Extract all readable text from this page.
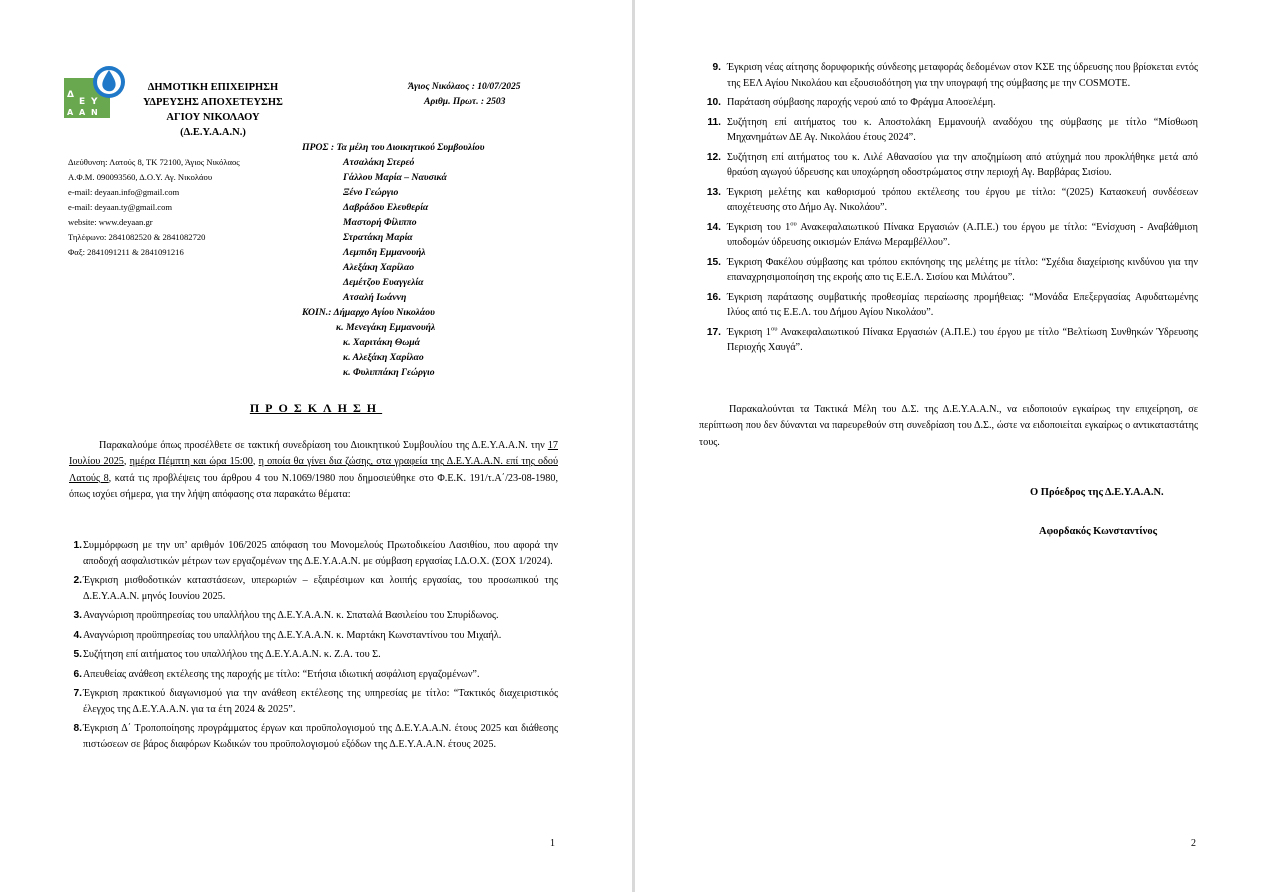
Δ
Ε Υ
Α Α Ν
ΔΗΜΟΤΙΚΗ ΕΠΙΧΕΙΡΗΣΗ
ΥΔΡΕΥΣΗΣ ΑΠΟΧΕΤΕΥΣΗΣ
ΑΓΙΟΥ ΝΙΚΟΛΑΟΥ
(Δ.Ε.Υ.Α.Α.Ν.)
Άγιος Νικόλαος : 10/07/2025
Αριθμ. Πρωτ. : 2503
Διεύθυνση: Λατούς 8, ΤΚ 72100, Άγιος Νικόλαος
Α.Φ.Μ. 090093560, Δ.Ο.Υ. Αγ. Νικολάου
e-mail: deyaan.info@gmail.com
e-mail: deyaan.ty@gmail.com
website: www.deyaan.gr
Τηλέφωνο: 2841082520 & 2841082720
Φαξ: 2841091211 & 2841091216
ΠΡΟΣ : Τα μέλη του Διοικητικού Συμβουλίου
Ατσαλάκη Στερεό
Γάλλου Μαρία – Ναυσικά
Ξένο Γεώργιο
Δαβράδου Ελευθερία
Μαστορή Φίλιππο
Στρατάκη Μαρία
Λεμπιδη Εμμανουήλ
Αλεξάκη Χαρίλαο
Δεμέτζου Ευαγγελία
Ατσαλή Ιωάννη
ΚΟΙΝ.: Δήμαρχο Αγίου Νικολάου
κ. Μενεγάκη Εμμανουήλ
κ. Χαριτάκη Θωμά
κ. Αλεξάκη Χαρίλαο
κ. Φυλιππάκη Γεώργιο
ΠΡΟΣΚΛΗΣΗ
Παρακαλούμε όπως προσέλθετε σε τακτική συνεδρίαση του Διοικητικού Συμβουλίου της Δ.Ε.Υ.Α.Α.Ν. την 17 Ιουλίου 2025, ημέρα Πέμπτη και ώρα 15:00, η οποία θα γίνει δια ζώσης, στα γραφεία της Δ.Ε.Υ.Α.Α.Ν. επί της οδού Λατούς 8, κατά τις προβλέψεις του άρθρου 4 του Ν.1069/1980 που δημοσιεύθηκε στο Φ.Ε.Κ. 191/τ.Α΄/23-08-1980, όπως ισχύει σήμερα, για την λήψη απόφασης στα παρακάτω θέματα:
1. Συμμόρφωση με την υπ’ αριθμόν 106/2025 απόφαση του Μονομελούς Πρωτοδικείου Λασιθίου, που αφορά την αποδοχή ασφαλιστικών μέτρων των εργαζομένων της Δ.Ε.Υ.Α.Α.Ν. με σύμβαση εργασίας Ι.Δ.Ο.Χ. (ΣΟΧ 1/2024).
2. Έγκριση μισθοδοτικών καταστάσεων, υπερωριών – εξαιρέσιμων και λοιπής εργασίας, του προσωπικού της Δ.Ε.Υ.Α.Α.Ν. μηνός Ιουνίου 2025.
3. Αναγνώριση προϋπηρεσίας του υπαλλήλου της Δ.Ε.Υ.Α.Α.Ν. κ. Σπαταλά Βασιλείου του Σπυρίδωνος.
4. Αναγνώριση προϋπηρεσίας του υπαλλήλου της Δ.Ε.Υ.Α.Α.Ν. κ. Μαρτάκη Κωνσταντίνου του Μιχαήλ.
5. Συζήτηση επί αιτήματος του υπαλλήλου της Δ.Ε.Υ.Α.Α.Ν. κ. Ζ.Α. του Σ.
6. Απευθείας ανάθεση εκτέλεσης της παροχής με τίτλο: “Ετήσια ιδιωτική ασφάλιση εργαζομένων”.
7. Έγκριση πρακτικού διαγωνισμού για την ανάθεση εκτέλεσης της υπηρεσίας με τίτλο: “Τακτικός διαχειριστικός έλεγχος της Δ.Ε.Υ.Α.Α.Ν. για τα έτη 2024 & 2025”.
8. Έγκριση Δ΄ Τροποποίησης προγράμματος έργων και προϋπολογισμού της Δ.Ε.Υ.Α.Α.Ν. έτους 2025 και διάθεσης πιστώσεων σε βάρος διαφόρων Κωδικών του προϋπολογισμού εξόδων της Δ.Ε.Υ.Α.Α.Ν. έτους 2025.
1
9. Έγκριση νέας αίτησης δορυφορικής σύνδεσης μεταφοράς δεδομένων στον ΚΣΕ της ύδρευσης που βρίσκεται εντός της ΕΕΛ Αγίου Νικολάου και εξουσιοδότηση για την υπογραφή της σύμβασης με την COSMOTE.
10. Παράταση σύμβασης παροχής νερού από το Φράγμα Αποσελέμη.
11. Συζήτηση επί αιτήματος του κ. Αποστολάκη Εμμανουήλ αναδόχου της σύμβασης με τίτλο “Μίσθωση Μηχανημάτων ΔΕ Αγ. Νικολάου έτους 2024”.
12. Συζήτηση επί αιτήματος του κ. Λιλέ Αθανασίου για την αποζημίωση από ατύχημά που προκλήθηκε μετά από θραύση αγωγού ύδρευσης και υποχώρηση οδοστρώματος στην περιοχή Αγ. Βαρβάρας Σισίου.
13. Έγκριση μελέτης και καθορισμού τρόπου εκτέλεσης του έργου με τίτλο: “(2025) Κατασκευή συνδέσεων αποχέτευσης στο Δήμο Αγ. Νικολάου”.
14. Έγκριση του $1^{o\upsilon}$ Ανακεφαλαιωτικού Πίνακα Εργασιών (Α.Π.Ε.) του έργου με τίτλο: “Ενίσχυση - Αναβάθμιση υποδομών ύδρευσης οικισμών Επάνω Μεραμβέλλου”.
15. Έγκριση Φακέλου σύμβασης και τρόπου εκπόνησης της μελέτης με τίτλο: “Σχέδια διαχείρισης κινδύνου για την επαναχρησιμοποίηση της εκροής απο τις Ε.Ε.Λ. Σισίου και Μιλάτου”.
16. Έγκριση παράτασης συμβατικής προθεσμίας περαίωσης προμήθειας: “Μονάδα Επεξεργασίας Αφυδατωμένης Ιλύος από τις Ε.Ε.Λ. του Δήμου Αγίου Νικολάου”.
17. Έγκριση $1^{o\upsilon}$ Ανακεφαλαιωτικού Πίνακα Εργασιών (Α.Π.Ε.) του έργου με τίτλο “Βελτίωση Συνθηκών Ύδρευσης Περιοχής Χαυγά”.
Παρακαλούνται τα Τακτικά Μέλη του Δ.Σ. της Δ.Ε.Υ.Α.Α.Ν., να ειδοποιούν εγκαίρως την επιχείρηση, σε περίπτωση που δεν δύνανται να παρευρεθούν στη συνεδρίαση του Δ.Σ., ώστε να ειδοποιείται εγκαίρως ο αντικαταστάτης τους.
Ο Πρόεδρος της Δ.Ε.Υ.Α.Α.Ν.
Αφορδακός Κωνσταντίνος
2
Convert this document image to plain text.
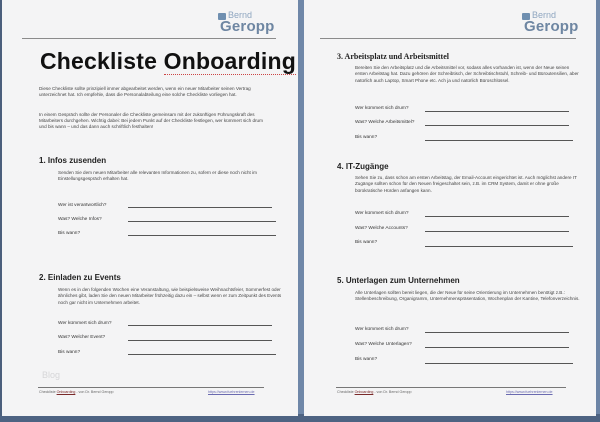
Bernd
Geropp
Checkliste Onboarding
Diese Checkliste sollte prinzipiell immer abgearbeitet werden, wenn ein neuer Mitarbeiter seinen Vertrag unterzeichnet hat. Ich empfehle, dass die Personalabteilung eine solche Checkliste vorliegen hat.
In einem Gespräch sollte der Personaler die Checkliste gemeinsam mit der zukünftigen Führungskraft des Mitarbeiters durchgehen. Wichtig dabei: Bei jedem Punkt auf der Checkliste festlegen, wer kümmert sich drum und bis wann – und das dann auch schriftlich festhalten!
1. Infos zusenden
Senden Sie dem neuen Mitarbeiter alle relevanten Informationen zu, sofern er diese noch nicht im Einstellungsgespräch erhalten hat.
Wer ist verantwortlich?
Was? Welche Infos?
Bis wann?
2. Einladen zu Events
Wenn es in den folgenden Wochen eine Veranstaltung, wie beispielsweise Weihnachtsfeier, Sommerfest oder ähnliches gibt, laden Sie den neuen Mitarbeiter frühzeitig dazu ein – selbst wenn er zum Zeitpunkt des Events noch gar nicht im Unternehmen arbeitet.
Wer kümmert sich drum?
Was? Welcher Event?
Bis wann?
Blog
Checkliste Onboarding - von Dr. Bernd Geropp	https://www.fuehrenlernen.de
Bernd
Geropp
3. Arbeitsplatz und Arbeitsmittel
Bereiten Sie den Arbeitsplatz und die Arbeitsmittel vor, sodass alles vorhanden ist, wenn der Neue seinen ersten Arbeitstag hat. Dazu gehören der Schreibtisch, der Schreibtischstuhl, Schreib- und Büroutensilien, aber natürlich auch Laptop, Smart Phone etc. Ach ja und natürlich Büroschlüssel.
Wer kümmert sich drum?
Was? Welche Arbeitsmittel?
Bis wann?
4. IT-Zugänge
Sehen Sie zu, dass schon am ersten Arbeitstag, der Email-Account eingerichtet ist. Auch möglichst andere IT Zugänge sollten schon für den Neuen freigeschaltet sein, z.B. im CRM System, damit er ohne große bürokratische Hürden anfangen kann.
Wer kümmert sich drum?
Was? Welche Accounts?
Bis wann?
5. Unterlagen zum Unternehmen
Alle Unterlagen sollten bereit liegen, die der Neue für seine Orientierung im Unternehmen benötigt z.B.: Stellenbeschreibung, Organigramm, Unternehmenspräsentation, Wochenplan der Kantine, Telefonverzeichnis.
Wer kümmert sich drum?
Was? Welche Unterlagen?
Bis wann?
Checkliste Onboarding - von Dr. Bernd Geropp	https://www.fuehrenlernen.de
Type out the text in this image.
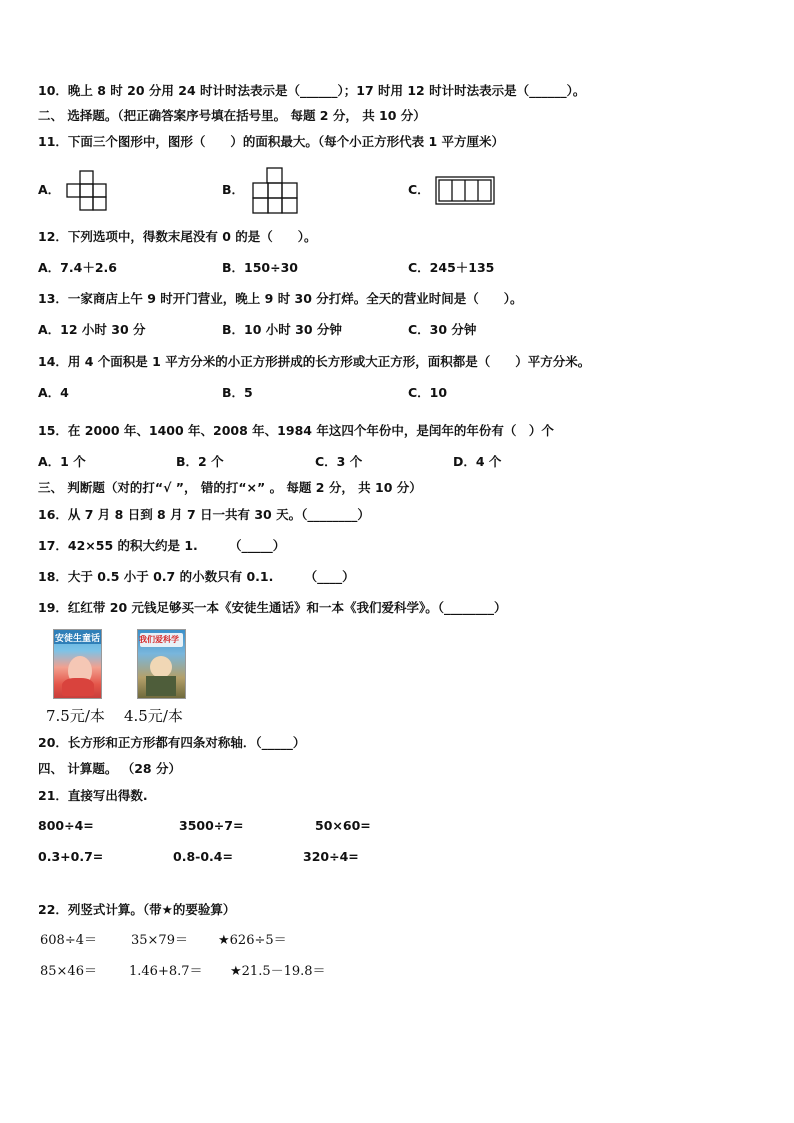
10．晚上 8 时 20 分用 24 时计时法表示是（______）；17 时用 12 时计时法表示是（______）。
二、 选择题。（把正确答案序号填在括号里。 每题 2 分， 共 10 分）
11．下面三个图形中，图形（　　）的面积最大。（每个小正方形代表 1 平方厘米）
A．	B．	C．
12．下列选项中，得数末尾没有 0 的是（　　）。
A．7.4＋2.6	B．150÷30	C．245＋135
13．一家商店上午 9 时开门营业，晚上 9 时 30 分打烊。全天的营业时间是（　　）。
A．12 小时 30 分	B．10 小时 30 分钟	C．30 分钟
14．用 4 个面积是 1 平方分米的小正方形拼成的长方形或大正方形，面积都是（　　）平方分米。
A．4	B．5	C．10
15．在 2000 年、1400 年、2008 年、1984 年这四个年份中，是闰年的年份有（　）个
A．1 个	B．2 个	C．3 个	D．4 个
三、 判断题（对的打“√ ”， 错的打“×” 。 每题 2 分， 共 10 分）
16．从 7 月 8 日到 8 月 7 日一共有 30 天。（________）
17．42×55 的积大约是 1.　　　（_____）
18．大于 0.5 小于 0.7 的小数只有 0.1.　　　（____）
19．红红带 20 元钱足够买一本《安徒生通话》和一本《我们爱科学》。（________）
安徒生童话	我们爱科学
7.5元/本 4.5元/本
20．长方形和正方形都有四条对称轴．（_____）
四、 计算题。 （28 分）
21．直接写出得数.
800÷4=	3500÷7=	50×60=
0.3+0.7=	0.8-0.4=	320÷4=
22．列竖式计算。（带★的要验算）
608÷4＝	35×79＝ ★626÷5＝
85×46＝ 1.46+8.7＝ ★21.5－19.8＝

> [EXERCISE OBJECTIVE] From the data, list each line in which the string "αιτήματος" appears.

> [EXERCISE RESULT]
5. Συζήτηση επί αιτήματος του υπαλλήλου της Δ.Ε.Υ.Α.Α.Ν. κ. Ζ.Α. του Σ.
11. Συζήτηση επί αιτήματος του κ. Αποστολάκη Εμμανουήλ αναδόχου της σύμβασης με τίτλο “Μίσθωση Μηχανημάτων ΔΕ Αγ. Νικολάου έτους 2024”.
12. Συζήτηση επί αιτήματος του κ. Λιλέ Αθανασίου για την αποζημίωση από ατύχημά που προκλήθηκε μετά από θραύση αγωγού ύδρευσης και υποχώρηση οδοστρώματος στην περιοχή Αγ. Βαρβάρας Σισίου.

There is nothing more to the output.